§ **Requirement**
Search the records that follow and extract every line containing the string "name".

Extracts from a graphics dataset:

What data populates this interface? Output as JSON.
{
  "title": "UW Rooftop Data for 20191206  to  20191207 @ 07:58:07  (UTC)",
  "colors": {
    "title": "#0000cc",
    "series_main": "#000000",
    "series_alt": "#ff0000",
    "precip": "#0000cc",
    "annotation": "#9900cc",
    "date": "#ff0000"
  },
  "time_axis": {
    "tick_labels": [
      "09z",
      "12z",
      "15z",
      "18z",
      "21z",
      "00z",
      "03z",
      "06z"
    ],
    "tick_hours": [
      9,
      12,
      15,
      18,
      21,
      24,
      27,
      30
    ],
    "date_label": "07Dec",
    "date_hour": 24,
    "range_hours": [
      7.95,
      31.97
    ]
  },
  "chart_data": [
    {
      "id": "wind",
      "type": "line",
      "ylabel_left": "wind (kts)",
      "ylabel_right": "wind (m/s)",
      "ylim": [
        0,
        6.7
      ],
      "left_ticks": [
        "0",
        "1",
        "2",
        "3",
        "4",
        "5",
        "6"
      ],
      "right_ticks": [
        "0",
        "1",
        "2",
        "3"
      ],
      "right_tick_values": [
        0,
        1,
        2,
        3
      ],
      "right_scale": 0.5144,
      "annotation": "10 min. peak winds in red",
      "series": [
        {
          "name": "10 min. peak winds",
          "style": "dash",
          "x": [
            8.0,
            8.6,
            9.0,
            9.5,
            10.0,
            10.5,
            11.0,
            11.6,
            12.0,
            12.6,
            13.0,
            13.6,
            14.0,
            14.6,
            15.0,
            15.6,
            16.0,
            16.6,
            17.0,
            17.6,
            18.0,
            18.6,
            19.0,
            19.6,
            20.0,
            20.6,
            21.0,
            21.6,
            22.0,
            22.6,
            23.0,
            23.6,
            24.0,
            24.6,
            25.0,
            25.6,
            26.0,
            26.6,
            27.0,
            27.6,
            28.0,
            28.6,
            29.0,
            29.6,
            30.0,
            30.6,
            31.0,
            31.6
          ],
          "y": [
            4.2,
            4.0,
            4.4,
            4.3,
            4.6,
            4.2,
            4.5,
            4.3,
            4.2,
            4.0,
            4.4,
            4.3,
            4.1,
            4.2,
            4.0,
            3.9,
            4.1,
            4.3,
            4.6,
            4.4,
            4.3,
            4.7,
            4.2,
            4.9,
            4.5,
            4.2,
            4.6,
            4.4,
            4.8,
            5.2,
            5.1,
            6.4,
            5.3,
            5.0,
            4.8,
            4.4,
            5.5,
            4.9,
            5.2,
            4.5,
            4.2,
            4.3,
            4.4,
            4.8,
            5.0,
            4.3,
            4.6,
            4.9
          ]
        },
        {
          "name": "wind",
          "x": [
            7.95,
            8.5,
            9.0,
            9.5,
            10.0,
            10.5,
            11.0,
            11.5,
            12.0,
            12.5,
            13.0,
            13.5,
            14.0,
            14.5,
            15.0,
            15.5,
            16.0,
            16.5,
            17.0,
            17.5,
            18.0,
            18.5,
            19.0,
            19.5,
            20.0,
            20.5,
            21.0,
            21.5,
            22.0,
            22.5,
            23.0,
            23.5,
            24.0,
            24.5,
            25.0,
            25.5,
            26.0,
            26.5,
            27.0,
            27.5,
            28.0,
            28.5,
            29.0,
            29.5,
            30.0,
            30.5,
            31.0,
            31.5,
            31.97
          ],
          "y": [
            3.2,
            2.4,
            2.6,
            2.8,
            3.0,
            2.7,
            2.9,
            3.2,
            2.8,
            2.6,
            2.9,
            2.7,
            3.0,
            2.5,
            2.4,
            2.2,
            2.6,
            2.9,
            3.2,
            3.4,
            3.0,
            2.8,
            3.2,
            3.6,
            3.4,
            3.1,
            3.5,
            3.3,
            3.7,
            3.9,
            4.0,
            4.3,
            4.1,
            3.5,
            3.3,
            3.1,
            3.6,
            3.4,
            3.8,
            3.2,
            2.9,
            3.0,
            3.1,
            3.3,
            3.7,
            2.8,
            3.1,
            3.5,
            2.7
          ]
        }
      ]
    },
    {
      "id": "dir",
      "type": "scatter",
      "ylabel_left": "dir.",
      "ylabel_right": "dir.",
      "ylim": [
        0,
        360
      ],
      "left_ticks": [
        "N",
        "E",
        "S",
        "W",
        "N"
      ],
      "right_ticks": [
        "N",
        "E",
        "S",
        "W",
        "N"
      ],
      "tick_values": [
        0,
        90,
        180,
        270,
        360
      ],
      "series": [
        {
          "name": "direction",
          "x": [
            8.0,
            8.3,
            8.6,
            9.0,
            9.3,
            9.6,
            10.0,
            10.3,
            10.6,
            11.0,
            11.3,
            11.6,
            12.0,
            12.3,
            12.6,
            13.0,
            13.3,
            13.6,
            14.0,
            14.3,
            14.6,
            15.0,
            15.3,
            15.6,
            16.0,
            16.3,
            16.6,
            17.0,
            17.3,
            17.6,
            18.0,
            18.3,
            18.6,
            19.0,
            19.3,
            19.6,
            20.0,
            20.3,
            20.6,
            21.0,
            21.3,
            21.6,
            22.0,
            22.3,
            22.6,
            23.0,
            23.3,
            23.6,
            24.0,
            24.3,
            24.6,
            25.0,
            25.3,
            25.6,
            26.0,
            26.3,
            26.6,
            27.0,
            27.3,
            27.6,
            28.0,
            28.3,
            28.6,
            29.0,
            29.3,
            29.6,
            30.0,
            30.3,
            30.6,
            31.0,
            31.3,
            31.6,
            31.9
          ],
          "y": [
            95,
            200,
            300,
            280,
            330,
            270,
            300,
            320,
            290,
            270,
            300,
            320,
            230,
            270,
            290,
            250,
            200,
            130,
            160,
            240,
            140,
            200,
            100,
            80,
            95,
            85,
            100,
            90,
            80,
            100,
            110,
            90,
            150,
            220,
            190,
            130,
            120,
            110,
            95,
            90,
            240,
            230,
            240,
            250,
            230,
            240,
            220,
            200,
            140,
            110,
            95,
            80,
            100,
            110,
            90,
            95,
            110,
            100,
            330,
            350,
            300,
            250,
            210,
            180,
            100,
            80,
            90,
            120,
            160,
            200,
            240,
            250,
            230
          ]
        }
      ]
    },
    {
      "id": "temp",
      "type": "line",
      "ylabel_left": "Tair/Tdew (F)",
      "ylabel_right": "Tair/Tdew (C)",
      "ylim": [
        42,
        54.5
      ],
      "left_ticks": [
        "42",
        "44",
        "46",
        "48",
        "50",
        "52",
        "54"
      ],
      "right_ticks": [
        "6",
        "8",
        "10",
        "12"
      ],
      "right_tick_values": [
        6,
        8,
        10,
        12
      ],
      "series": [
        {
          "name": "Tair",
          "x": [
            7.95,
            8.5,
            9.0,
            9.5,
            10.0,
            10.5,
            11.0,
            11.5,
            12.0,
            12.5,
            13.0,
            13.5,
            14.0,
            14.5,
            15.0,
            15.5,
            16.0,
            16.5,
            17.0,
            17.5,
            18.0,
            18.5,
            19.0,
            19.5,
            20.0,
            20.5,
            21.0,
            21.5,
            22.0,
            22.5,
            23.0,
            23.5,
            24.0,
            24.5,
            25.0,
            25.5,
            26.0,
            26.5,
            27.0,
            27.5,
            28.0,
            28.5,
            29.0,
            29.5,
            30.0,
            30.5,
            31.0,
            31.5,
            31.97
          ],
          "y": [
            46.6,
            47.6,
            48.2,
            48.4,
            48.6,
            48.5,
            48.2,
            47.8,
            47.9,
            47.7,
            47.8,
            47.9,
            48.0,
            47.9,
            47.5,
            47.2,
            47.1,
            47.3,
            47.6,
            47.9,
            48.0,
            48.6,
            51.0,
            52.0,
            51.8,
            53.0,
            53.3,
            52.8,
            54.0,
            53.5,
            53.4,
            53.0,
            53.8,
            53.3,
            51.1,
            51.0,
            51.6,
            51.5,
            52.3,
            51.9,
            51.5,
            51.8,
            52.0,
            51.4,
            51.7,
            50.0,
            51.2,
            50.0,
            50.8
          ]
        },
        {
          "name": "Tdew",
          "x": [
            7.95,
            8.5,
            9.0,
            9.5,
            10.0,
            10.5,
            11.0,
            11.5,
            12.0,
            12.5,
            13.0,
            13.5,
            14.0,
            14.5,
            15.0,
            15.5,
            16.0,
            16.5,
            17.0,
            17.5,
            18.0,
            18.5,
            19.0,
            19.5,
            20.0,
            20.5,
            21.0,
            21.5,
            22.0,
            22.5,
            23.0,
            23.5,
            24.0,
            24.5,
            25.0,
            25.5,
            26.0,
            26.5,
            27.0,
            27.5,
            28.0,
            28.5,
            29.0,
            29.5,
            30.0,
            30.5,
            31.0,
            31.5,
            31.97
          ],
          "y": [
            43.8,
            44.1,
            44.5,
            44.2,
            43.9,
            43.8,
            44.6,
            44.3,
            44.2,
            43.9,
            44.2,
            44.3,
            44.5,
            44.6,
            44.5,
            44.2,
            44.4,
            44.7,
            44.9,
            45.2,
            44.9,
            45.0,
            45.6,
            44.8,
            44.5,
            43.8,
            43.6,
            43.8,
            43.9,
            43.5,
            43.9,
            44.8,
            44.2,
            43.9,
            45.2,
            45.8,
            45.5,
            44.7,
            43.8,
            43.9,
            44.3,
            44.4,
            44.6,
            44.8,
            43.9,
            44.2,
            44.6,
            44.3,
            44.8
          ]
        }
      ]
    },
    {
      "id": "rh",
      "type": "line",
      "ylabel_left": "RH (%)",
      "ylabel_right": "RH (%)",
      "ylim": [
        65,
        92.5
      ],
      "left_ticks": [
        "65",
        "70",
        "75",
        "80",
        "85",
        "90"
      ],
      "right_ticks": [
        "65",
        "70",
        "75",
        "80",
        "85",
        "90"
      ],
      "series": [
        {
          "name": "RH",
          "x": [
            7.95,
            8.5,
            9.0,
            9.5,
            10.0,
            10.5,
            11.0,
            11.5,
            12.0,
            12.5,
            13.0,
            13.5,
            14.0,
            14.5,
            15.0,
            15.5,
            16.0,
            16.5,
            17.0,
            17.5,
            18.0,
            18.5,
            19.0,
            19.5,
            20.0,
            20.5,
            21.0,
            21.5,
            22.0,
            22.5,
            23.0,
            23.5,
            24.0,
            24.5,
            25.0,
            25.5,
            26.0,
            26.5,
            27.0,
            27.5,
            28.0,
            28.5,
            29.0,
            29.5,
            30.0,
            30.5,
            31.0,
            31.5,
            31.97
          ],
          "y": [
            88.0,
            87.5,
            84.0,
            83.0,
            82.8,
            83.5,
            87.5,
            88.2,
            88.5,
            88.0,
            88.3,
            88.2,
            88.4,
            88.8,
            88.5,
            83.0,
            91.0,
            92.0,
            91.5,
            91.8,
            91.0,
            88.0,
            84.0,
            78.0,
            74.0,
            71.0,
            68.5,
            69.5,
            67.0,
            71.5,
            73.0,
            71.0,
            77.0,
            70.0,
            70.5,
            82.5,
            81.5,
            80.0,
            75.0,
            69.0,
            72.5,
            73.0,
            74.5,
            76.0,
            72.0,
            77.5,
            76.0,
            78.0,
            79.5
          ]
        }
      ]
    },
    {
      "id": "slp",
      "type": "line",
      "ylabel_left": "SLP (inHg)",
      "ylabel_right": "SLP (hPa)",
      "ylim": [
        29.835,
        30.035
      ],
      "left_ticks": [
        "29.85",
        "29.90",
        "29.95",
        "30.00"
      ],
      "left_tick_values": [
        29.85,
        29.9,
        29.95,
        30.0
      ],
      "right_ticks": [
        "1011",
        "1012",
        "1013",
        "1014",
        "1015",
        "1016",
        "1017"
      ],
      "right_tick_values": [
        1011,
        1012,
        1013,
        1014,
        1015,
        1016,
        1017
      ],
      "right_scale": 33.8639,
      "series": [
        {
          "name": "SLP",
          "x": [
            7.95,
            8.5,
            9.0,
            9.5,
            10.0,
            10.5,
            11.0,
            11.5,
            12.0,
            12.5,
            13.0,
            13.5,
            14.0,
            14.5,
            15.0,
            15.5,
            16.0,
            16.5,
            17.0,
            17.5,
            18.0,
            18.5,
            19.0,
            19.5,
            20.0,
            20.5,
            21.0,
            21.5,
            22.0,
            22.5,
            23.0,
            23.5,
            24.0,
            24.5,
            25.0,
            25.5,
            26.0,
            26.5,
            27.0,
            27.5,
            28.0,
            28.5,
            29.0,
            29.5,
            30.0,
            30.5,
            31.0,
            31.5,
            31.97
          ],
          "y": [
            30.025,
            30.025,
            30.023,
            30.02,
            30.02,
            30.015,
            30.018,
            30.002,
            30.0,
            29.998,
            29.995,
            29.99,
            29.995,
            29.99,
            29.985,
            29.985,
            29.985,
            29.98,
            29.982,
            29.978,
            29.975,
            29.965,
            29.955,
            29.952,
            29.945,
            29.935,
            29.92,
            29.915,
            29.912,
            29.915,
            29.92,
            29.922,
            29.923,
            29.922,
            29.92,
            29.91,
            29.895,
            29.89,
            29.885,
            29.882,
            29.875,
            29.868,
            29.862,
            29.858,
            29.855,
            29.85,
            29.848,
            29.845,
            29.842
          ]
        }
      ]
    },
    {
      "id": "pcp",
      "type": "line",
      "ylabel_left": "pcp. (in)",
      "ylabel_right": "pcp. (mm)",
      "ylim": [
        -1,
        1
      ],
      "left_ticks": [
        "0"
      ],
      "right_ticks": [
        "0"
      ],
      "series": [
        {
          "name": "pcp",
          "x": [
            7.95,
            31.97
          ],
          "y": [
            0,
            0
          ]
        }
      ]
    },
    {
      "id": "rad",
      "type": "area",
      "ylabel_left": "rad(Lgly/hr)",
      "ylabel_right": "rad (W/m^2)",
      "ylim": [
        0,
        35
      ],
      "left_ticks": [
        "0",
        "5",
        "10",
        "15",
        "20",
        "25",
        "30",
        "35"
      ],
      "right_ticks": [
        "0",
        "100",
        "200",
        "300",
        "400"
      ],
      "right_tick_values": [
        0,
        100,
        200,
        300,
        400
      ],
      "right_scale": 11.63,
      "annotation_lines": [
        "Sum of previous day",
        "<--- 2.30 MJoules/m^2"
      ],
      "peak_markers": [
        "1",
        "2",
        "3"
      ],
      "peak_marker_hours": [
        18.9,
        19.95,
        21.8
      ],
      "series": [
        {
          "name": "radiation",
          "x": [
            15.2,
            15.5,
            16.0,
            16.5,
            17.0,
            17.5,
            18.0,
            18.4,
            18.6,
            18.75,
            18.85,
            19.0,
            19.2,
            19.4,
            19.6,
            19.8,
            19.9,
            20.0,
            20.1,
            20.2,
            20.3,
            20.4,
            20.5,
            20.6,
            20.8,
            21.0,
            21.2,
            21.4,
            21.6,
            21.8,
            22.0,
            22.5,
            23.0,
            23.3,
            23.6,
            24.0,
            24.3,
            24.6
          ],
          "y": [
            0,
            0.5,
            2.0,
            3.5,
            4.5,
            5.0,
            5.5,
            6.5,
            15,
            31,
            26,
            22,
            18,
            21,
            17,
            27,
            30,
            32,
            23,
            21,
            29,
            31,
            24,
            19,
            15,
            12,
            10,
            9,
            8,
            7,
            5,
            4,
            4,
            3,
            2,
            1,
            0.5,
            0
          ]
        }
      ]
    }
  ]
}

§ **Exercise output**
          "name": "10 min. peak winds",
          "name": "wind",
          "name": "direction",
          "name": "Tair",
          "name": "Tdew",
          "name": "RH",
          "name": "SLP",
          "name": "pcp",
          "name": "radiation",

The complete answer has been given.